Scan the data below and pick out the lines containing the word "type".

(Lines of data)
## start
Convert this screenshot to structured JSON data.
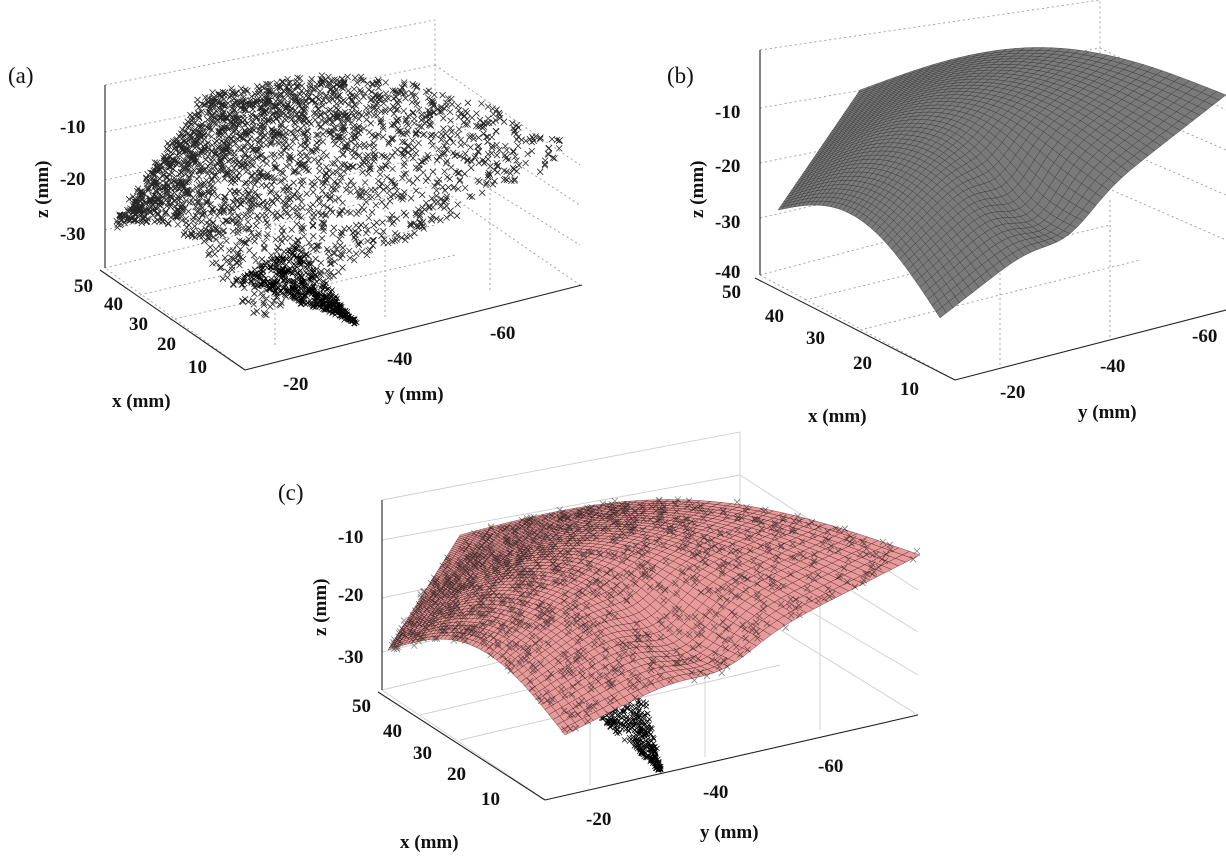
{
  "chart_data": [
    {
      "panel": "(a)",
      "type": "scatter",
      "marker": "x",
      "marker_color": "#000000",
      "grid": "dotted",
      "xlabel": "x (mm)",
      "ylabel": "y (mm)",
      "zlabel": "z (mm)",
      "x_ticks": [
        "10",
        "20",
        "30",
        "40",
        "50"
      ],
      "y_ticks": [
        "-20",
        "-40",
        "-60"
      ],
      "z_ticks": [
        "-10",
        "-20",
        "-30"
      ],
      "xlim": [
        5,
        52
      ],
      "ylim": [
        -10,
        -80
      ],
      "zlim": [
        -35,
        -3
      ],
      "point_count": 2600
    },
    {
      "panel": "(b)",
      "type": "surface",
      "face_color": "#7a7a7a",
      "edge_color": "#2a2a2a",
      "grid": "dotted",
      "xlabel": "x (mm)",
      "ylabel": "y (mm)",
      "zlabel": "z (mm)",
      "x_ticks": [
        "10",
        "20",
        "30",
        "40",
        "50"
      ],
      "y_ticks": [
        "-20",
        "-40",
        "-60"
      ],
      "z_ticks": [
        "-10",
        "-20",
        "-30",
        "-40"
      ],
      "xlim": [
        5,
        52
      ],
      "ylim": [
        -10,
        -80
      ],
      "zlim": [
        -40,
        -3
      ]
    },
    {
      "panel": "(c)",
      "type": "surface+scatter",
      "face_color": "#e89a9a",
      "edge_color": "#3a1a1a",
      "marker": "x",
      "marker_color": "#000000",
      "grid": "solid",
      "xlabel": "x (mm)",
      "ylabel": "y (mm)",
      "zlabel": "z (mm)",
      "x_ticks": [
        "10",
        "20",
        "30",
        "40",
        "50"
      ],
      "y_ticks": [
        "-20",
        "-40",
        "-60"
      ],
      "z_ticks": [
        "-10",
        "-20",
        "-30"
      ],
      "xlim": [
        5,
        52
      ],
      "ylim": [
        -10,
        -80
      ],
      "zlim": [
        -35,
        -3
      ]
    }
  ]
}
## end
▶ _TASK RESULT_
      "type": "scatter",
      "type": "surface",
      "type": "surface+scatter",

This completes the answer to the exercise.